Prompt:
Repeat each entry exactly and drop the pictures.

Records supplied:
** BEGIN **

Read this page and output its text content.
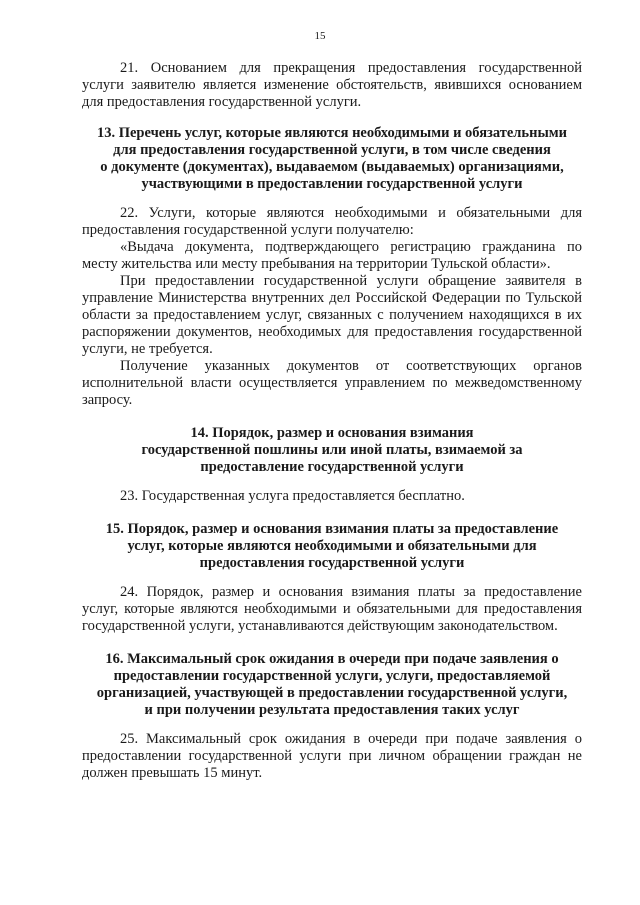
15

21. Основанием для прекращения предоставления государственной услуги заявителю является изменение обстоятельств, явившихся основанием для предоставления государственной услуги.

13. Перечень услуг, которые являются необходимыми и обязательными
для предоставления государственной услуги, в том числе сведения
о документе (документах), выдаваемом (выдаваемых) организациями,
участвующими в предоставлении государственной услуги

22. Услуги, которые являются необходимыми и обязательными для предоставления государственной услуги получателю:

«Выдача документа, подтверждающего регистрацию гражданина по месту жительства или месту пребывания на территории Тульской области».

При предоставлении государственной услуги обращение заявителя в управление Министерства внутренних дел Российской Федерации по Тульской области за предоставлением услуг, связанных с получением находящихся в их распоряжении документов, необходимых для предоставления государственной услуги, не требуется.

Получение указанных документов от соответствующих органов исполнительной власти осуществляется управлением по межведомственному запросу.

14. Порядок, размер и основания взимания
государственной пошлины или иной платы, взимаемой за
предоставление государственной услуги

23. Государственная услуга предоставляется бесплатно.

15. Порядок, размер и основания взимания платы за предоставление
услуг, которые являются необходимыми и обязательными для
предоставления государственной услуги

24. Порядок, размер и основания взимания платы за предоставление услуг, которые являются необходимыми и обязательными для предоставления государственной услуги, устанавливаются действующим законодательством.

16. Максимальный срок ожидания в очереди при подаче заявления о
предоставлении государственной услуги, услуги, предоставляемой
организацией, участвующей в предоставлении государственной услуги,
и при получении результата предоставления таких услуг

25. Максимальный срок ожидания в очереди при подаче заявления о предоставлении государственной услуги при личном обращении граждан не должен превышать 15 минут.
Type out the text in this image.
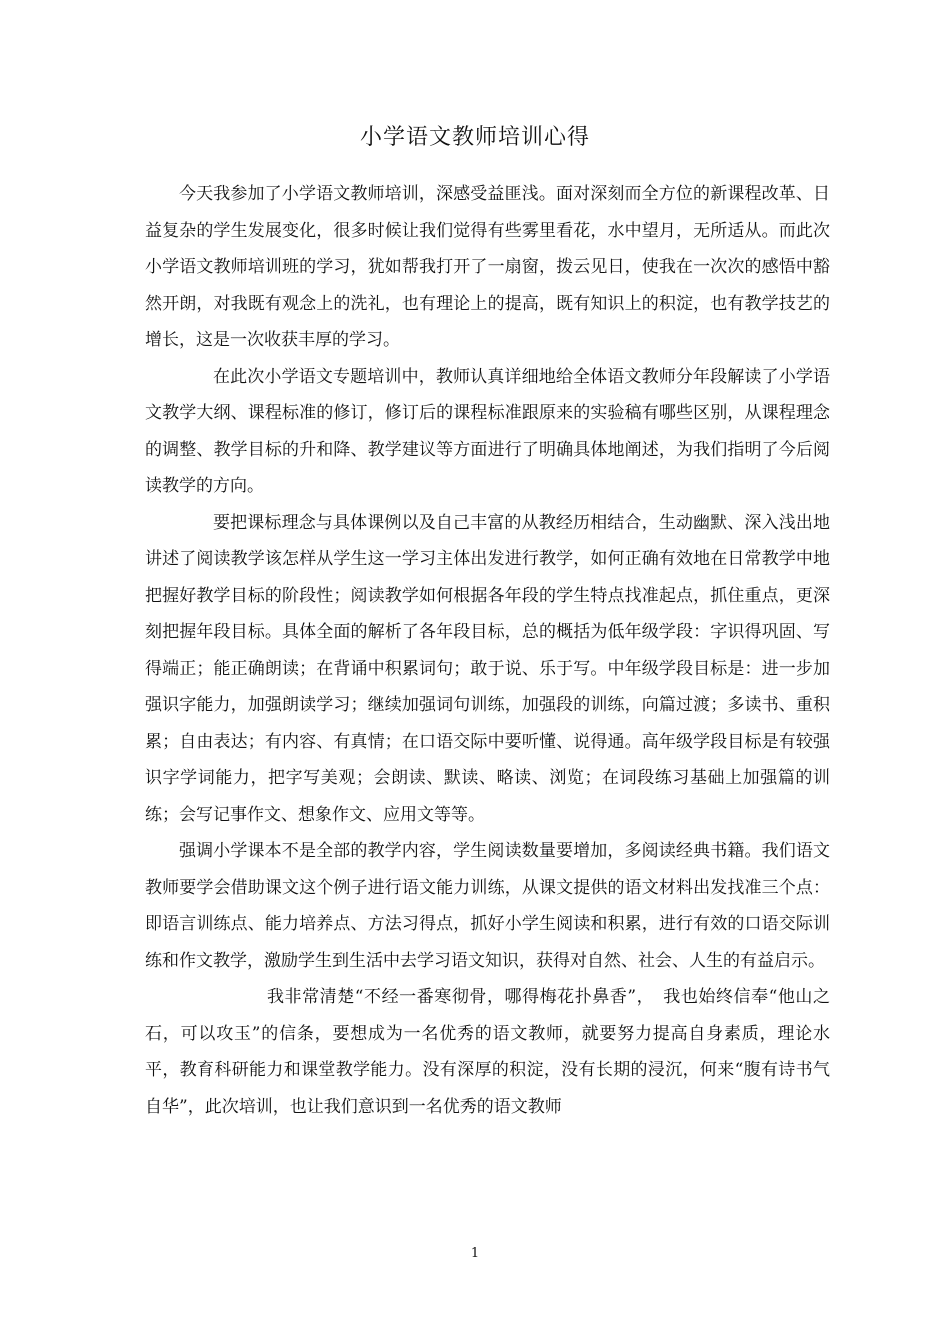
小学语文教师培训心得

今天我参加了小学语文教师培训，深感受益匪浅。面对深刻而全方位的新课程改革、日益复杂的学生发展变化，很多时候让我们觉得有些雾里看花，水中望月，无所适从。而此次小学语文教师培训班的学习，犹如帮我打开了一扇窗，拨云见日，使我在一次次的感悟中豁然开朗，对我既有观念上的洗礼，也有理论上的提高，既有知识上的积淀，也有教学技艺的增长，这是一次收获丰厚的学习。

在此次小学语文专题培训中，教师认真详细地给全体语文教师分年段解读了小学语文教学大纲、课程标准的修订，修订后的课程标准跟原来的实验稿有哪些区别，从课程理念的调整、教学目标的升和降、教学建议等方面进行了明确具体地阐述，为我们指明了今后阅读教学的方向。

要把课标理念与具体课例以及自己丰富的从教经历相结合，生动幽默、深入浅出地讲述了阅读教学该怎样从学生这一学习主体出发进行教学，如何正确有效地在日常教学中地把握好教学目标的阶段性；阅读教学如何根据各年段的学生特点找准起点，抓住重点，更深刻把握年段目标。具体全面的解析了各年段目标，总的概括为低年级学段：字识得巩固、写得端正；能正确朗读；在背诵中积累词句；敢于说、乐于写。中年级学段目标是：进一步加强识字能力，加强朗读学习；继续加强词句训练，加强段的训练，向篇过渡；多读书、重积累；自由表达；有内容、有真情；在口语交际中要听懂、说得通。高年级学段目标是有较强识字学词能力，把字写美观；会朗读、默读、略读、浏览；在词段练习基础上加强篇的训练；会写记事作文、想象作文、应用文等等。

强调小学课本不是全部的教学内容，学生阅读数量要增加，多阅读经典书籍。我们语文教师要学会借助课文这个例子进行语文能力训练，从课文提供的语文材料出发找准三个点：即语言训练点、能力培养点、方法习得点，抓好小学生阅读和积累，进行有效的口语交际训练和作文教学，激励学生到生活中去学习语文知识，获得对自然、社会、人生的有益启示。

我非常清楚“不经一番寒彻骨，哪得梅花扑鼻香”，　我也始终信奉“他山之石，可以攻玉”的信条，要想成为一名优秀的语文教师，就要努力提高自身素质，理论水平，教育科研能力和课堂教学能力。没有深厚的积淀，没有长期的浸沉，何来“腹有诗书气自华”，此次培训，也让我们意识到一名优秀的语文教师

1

** END **

Correct answer:
Read this page and output its text content.
15

21. Основанием для прекращения предоставления государственной услуги заявителю является изменение обстоятельств, явившихся основанием для предоставления государственной услуги.

13. Перечень услуг, которые являются необходимыми и обязательными
для предоставления государственной услуги, в том числе сведения
о документе (документах), выдаваемом (выдаваемых) организациями,
участвующими в предоставлении государственной услуги

22. Услуги, которые являются необходимыми и обязательными для предоставления государственной услуги получателю:

«Выдача документа, подтверждающего регистрацию гражданина по месту жительства или месту пребывания на территории Тульской области».

При предоставлении государственной услуги обращение заявителя в управление Министерства внутренних дел Российской Федерации по Тульской области за предоставлением услуг, связанных с получением находящихся в их распоряжении документов, необходимых для предоставления государственной услуги, не требуется.

Получение указанных документов от соответствующих органов исполнительной власти осуществляется управлением по межведомственному запросу.

14. Порядок, размер и основания взимания
государственной пошлины или иной платы, взимаемой за
предоставление государственной услуги

23. Государственная услуга предоставляется бесплатно.

15. Порядок, размер и основания взимания платы за предоставление
услуг, которые являются необходимыми и обязательными для
предоставления государственной услуги

24. Порядок, размер и основания взимания платы за предоставление услуг, которые являются необходимыми и обязательными для предоставления государственной услуги, устанавливаются действующим законодательством.

16. Максимальный срок ожидания в очереди при подаче заявления о
предоставлении государственной услуги, услуги, предоставляемой
организацией, участвующей в предоставлении государственной услуги,
и при получении результата предоставления таких услуг

25. Максимальный срок ожидания в очереди при подаче заявления о предоставлении государственной услуги при личном обращении граждан не должен превышать 15 минут.
Type out the text in this image.
小学语文教师培训心得

今天我参加了小学语文教师培训，深感受益匪浅。面对深刻而全方位的新课程改革、日益复杂的学生发展变化，很多时候让我们觉得有些雾里看花，水中望月，无所适从。而此次小学语文教师培训班的学习，犹如帮我打开了一扇窗，拨云见日，使我在一次次的感悟中豁然开朗，对我既有观念上的洗礼，也有理论上的提高，既有知识上的积淀，也有教学技艺的增长，这是一次收获丰厚的学习。

在此次小学语文专题培训中，教师认真详细地给全体语文教师分年段解读了小学语文教学大纲、课程标准的修订，修订后的课程标准跟原来的实验稿有哪些区别，从课程理念的调整、教学目标的升和降、教学建议等方面进行了明确具体地阐述，为我们指明了今后阅读教学的方向。

要把课标理念与具体课例以及自己丰富的从教经历相结合，生动幽默、深入浅出地讲述了阅读教学该怎样从学生这一学习主体出发进行教学，如何正确有效地在日常教学中地把握好教学目标的阶段性；阅读教学如何根据各年段的学生特点找准起点，抓住重点，更深刻把握年段目标。具体全面的解析了各年段目标，总的概括为低年级学段：字识得巩固、写得端正；能正确朗读；在背诵中积累词句；敢于说、乐于写。中年级学段目标是：进一步加强识字能力，加强朗读学习；继续加强词句训练，加强段的训练，向篇过渡；多读书、重积累；自由表达；有内容、有真情；在口语交际中要听懂、说得通。高年级学段目标是有较强识字学词能力，把字写美观；会朗读、默读、略读、浏览；在词段练习基础上加强篇的训练；会写记事作文、想象作文、应用文等等。

强调小学课本不是全部的教学内容，学生阅读数量要增加，多阅读经典书籍。我们语文教师要学会借助课文这个例子进行语文能力训练，从课文提供的语文材料出发找准三个点：即语言训练点、能力培养点、方法习得点，抓好小学生阅读和积累，进行有效的口语交际训练和作文教学，激励学生到生活中去学习语文知识，获得对自然、社会、人生的有益启示。

我非常清楚“不经一番寒彻骨，哪得梅花扑鼻香”，　我也始终信奉“他山之石，可以攻玉”的信条，要想成为一名优秀的语文教师，就要努力提高自身素质，理论水平，教育科研能力和课堂教学能力。没有深厚的积淀，没有长期的浸沉，何来“腹有诗书气自华”，此次培训，也让我们意识到一名优秀的语文教师

1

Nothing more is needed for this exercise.